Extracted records
^^^^^^^^

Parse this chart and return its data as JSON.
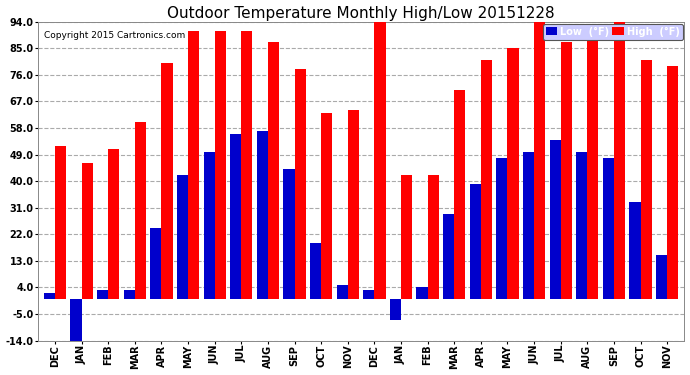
{
  "title": "Outdoor Temperature Monthly High/Low 20151228",
  "copyright": "Copyright 2015 Cartronics.com",
  "legend_low": "Low  (°F)",
  "legend_high": "High  (°F)",
  "months": [
    "DEC",
    "JAN",
    "FEB",
    "MAR",
    "APR",
    "MAY",
    "JUN",
    "JUL",
    "AUG",
    "SEP",
    "OCT",
    "NOV",
    "DEC",
    "JAN",
    "FEB",
    "MAR",
    "APR",
    "MAY",
    "JUN",
    "JUL",
    "AUG",
    "SEP",
    "OCT",
    "NOV"
  ],
  "high": [
    52,
    46,
    51,
    60,
    80,
    91,
    91,
    91,
    87,
    78,
    63,
    64,
    95,
    42,
    42,
    71,
    81,
    85,
    95,
    87,
    89,
    96,
    81,
    79
  ],
  "low": [
    2,
    -14,
    3,
    3,
    24,
    42,
    50,
    56,
    57,
    44,
    19,
    5,
    3,
    -7,
    4,
    29,
    39,
    48,
    50,
    54,
    50,
    48,
    33,
    15
  ],
  "ylim": [
    -14.0,
    94.0
  ],
  "yticks": [
    -14.0,
    -5.0,
    4.0,
    13.0,
    22.0,
    31.0,
    40.0,
    49.0,
    58.0,
    67.0,
    76.0,
    85.0,
    94.0
  ],
  "bar_width": 0.42,
  "high_color": "#ff0000",
  "low_color": "#0000cc",
  "bg_color": "#ffffff",
  "grid_color": "#aaaaaa",
  "title_fontsize": 11,
  "tick_fontsize": 7,
  "legend_low_bg": "#0000cc",
  "legend_high_bg": "#ff0000"
}
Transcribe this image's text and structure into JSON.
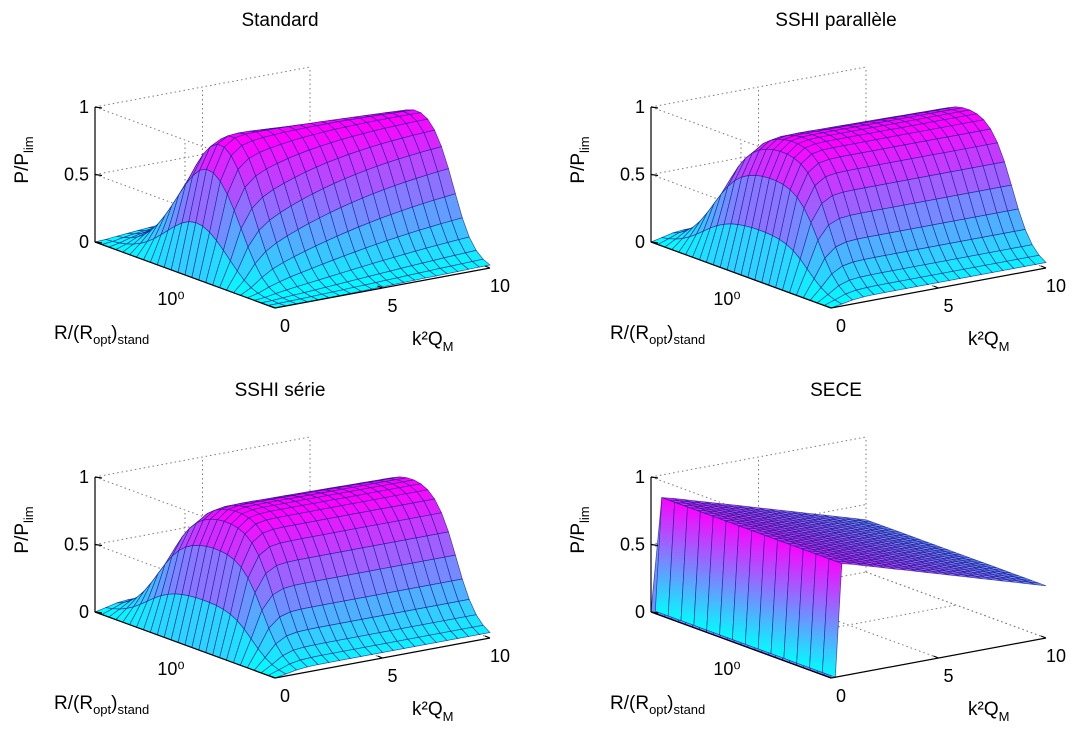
{
  "chart_data": [
    {
      "type": "surface",
      "title": "Standard",
      "xlabel": "k²Q_M",
      "ylabel": "R/(R_opt)_stand",
      "zlabel": "P/P_lim",
      "x_ticks": [
        "0",
        "5",
        "10"
      ],
      "y_ticks": [
        "10⁰"
      ],
      "z_ticks": [
        "0",
        "0.5",
        "1"
      ],
      "xlim": [
        0,
        10
      ],
      "ylim_log10": [
        -2,
        2
      ],
      "zlim": [
        0,
        1
      ],
      "shape": "standard",
      "grid": true,
      "colormap": [
        "#00ffff",
        "#ff00ff"
      ]
    },
    {
      "type": "surface",
      "title": "SSHI parallèle",
      "xlabel": "k²Q_M",
      "ylabel": "R/(R_opt)_stand",
      "zlabel": "P/P_lim",
      "x_ticks": [
        "0",
        "5",
        "10"
      ],
      "y_ticks": [
        "10⁰"
      ],
      "z_ticks": [
        "0",
        "0.5",
        "1"
      ],
      "xlim": [
        0,
        10
      ],
      "ylim_log10": [
        -2,
        2
      ],
      "zlim": [
        0,
        1
      ],
      "shape": "sshi",
      "grid": true,
      "colormap": [
        "#00ffff",
        "#ff00ff"
      ]
    },
    {
      "type": "surface",
      "title": "SSHI série",
      "xlabel": "k²Q_M",
      "ylabel": "R/(R_opt)_stand",
      "zlabel": "P/P_lim",
      "x_ticks": [
        "0",
        "5",
        "10"
      ],
      "y_ticks": [
        "10⁰"
      ],
      "z_ticks": [
        "0",
        "0.5",
        "1"
      ],
      "xlim": [
        0,
        10
      ],
      "ylim_log10": [
        -2,
        2
      ],
      "zlim": [
        0,
        1
      ],
      "shape": "sshi",
      "grid": true,
      "colormap": [
        "#00ffff",
        "#ff00ff"
      ]
    },
    {
      "type": "surface",
      "title": "SECE",
      "xlabel": "k²Q_M",
      "ylabel": "R/(R_opt)_stand",
      "zlabel": "P/P_lim",
      "x_ticks": [
        "0",
        "5",
        "10"
      ],
      "y_ticks": [
        "10⁰"
      ],
      "z_ticks": [
        "0",
        "0.5",
        "1"
      ],
      "xlim": [
        0,
        10
      ],
      "ylim_log10": [
        -2,
        2
      ],
      "zlim": [
        0,
        1
      ],
      "shape": "sece",
      "grid": true,
      "colormap": [
        "#00ffff",
        "#ff00ff"
      ]
    }
  ]
}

^^^^^^^^

# [Aim of the task]
Every record must be copied exactly, with the pictures left out.

# [Solution to this exercise]
Parse this chart and return its data as JSON.
{
  "title": "Outdoor Temperature Monthly High/Low 20151228",
  "copyright": "Copyright 2015 Cartronics.com",
  "legend_low": "Low  (°F)",
  "legend_high": "High  (°F)",
  "months": [
    "DEC",
    "JAN",
    "FEB",
    "MAR",
    "APR",
    "MAY",
    "JUN",
    "JUL",
    "AUG",
    "SEP",
    "OCT",
    "NOV",
    "DEC",
    "JAN",
    "FEB",
    "MAR",
    "APR",
    "MAY",
    "JUN",
    "JUL",
    "AUG",
    "SEP",
    "OCT",
    "NOV"
  ],
  "high": [
    52,
    46,
    51,
    60,
    80,
    91,
    91,
    91,
    87,
    78,
    63,
    64,
    95,
    42,
    42,
    71,
    81,
    85,
    95,
    87,
    89,
    96,
    81,
    79
  ],
  "low": [
    2,
    -14,
    3,
    3,
    24,
    42,
    50,
    56,
    57,
    44,
    19,
    5,
    3,
    -7,
    4,
    29,
    39,
    48,
    50,
    54,
    50,
    48,
    33,
    15
  ],
  "ylim": [
    -14.0,
    94.0
  ],
  "yticks": [
    -14.0,
    -5.0,
    4.0,
    13.0,
    22.0,
    31.0,
    40.0,
    49.0,
    58.0,
    67.0,
    76.0,
    85.0,
    94.0
  ],
  "bar_width": 0.42,
  "high_color": "#ff0000",
  "low_color": "#0000cc",
  "bg_color": "#ffffff",
  "grid_color": "#aaaaaa",
  "title_fontsize": 11,
  "tick_fontsize": 7,
  "legend_low_bg": "#0000cc",
  "legend_high_bg": "#ff0000"
}
Transcribe this image's text and structure into JSON.
{
  "chart_data": [
    {
      "type": "surface",
      "title": "Standard",
      "xlabel": "k²Q_M",
      "ylabel": "R/(R_opt)_stand",
      "zlabel": "P/P_lim",
      "x_ticks": [
        "0",
        "5",
        "10"
      ],
      "y_ticks": [
        "10⁰"
      ],
      "z_ticks": [
        "0",
        "0.5",
        "1"
      ],
      "xlim": [
        0,
        10
      ],
      "ylim_log10": [
        -2,
        2
      ],
      "zlim": [
        0,
        1
      ],
      "shape": "standard",
      "grid": true,
      "colormap": [
        "#00ffff",
        "#ff00ff"
      ]
    },
    {
      "type": "surface",
      "title": "SSHI parallèle",
      "xlabel": "k²Q_M",
      "ylabel": "R/(R_opt)_stand",
      "zlabel": "P/P_lim",
      "x_ticks": [
        "0",
        "5",
        "10"
      ],
      "y_ticks": [
        "10⁰"
      ],
      "z_ticks": [
        "0",
        "0.5",
        "1"
      ],
      "xlim": [
        0,
        10
      ],
      "ylim_log10": [
        -2,
        2
      ],
      "zlim": [
        0,
        1
      ],
      "shape": "sshi",
      "grid": true,
      "colormap": [
        "#00ffff",
        "#ff00ff"
      ]
    },
    {
      "type": "surface",
      "title": "SSHI série",
      "xlabel": "k²Q_M",
      "ylabel": "R/(R_opt)_stand",
      "zlabel": "P/P_lim",
      "x_ticks": [
        "0",
        "5",
        "10"
      ],
      "y_ticks": [
        "10⁰"
      ],
      "z_ticks": [
        "0",
        "0.5",
        "1"
      ],
      "xlim": [
        0,
        10
      ],
      "ylim_log10": [
        -2,
        2
      ],
      "zlim": [
        0,
        1
      ],
      "shape": "sshi",
      "grid": true,
      "colormap": [
        "#00ffff",
        "#ff00ff"
      ]
    },
    {
      "type": "surface",
      "title": "SECE",
      "xlabel": "k²Q_M",
      "ylabel": "R/(R_opt)_stand",
      "zlabel": "P/P_lim",
      "x_ticks": [
        "0",
        "5",
        "10"
      ],
      "y_ticks": [
        "10⁰"
      ],
      "z_ticks": [
        "0",
        "0.5",
        "1"
      ],
      "xlim": [
        0,
        10
      ],
      "ylim_log10": [
        -2,
        2
      ],
      "zlim": [
        0,
        1
      ],
      "shape": "sece",
      "grid": true,
      "colormap": [
        "#00ffff",
        "#ff00ff"
      ]
    }
  ]
}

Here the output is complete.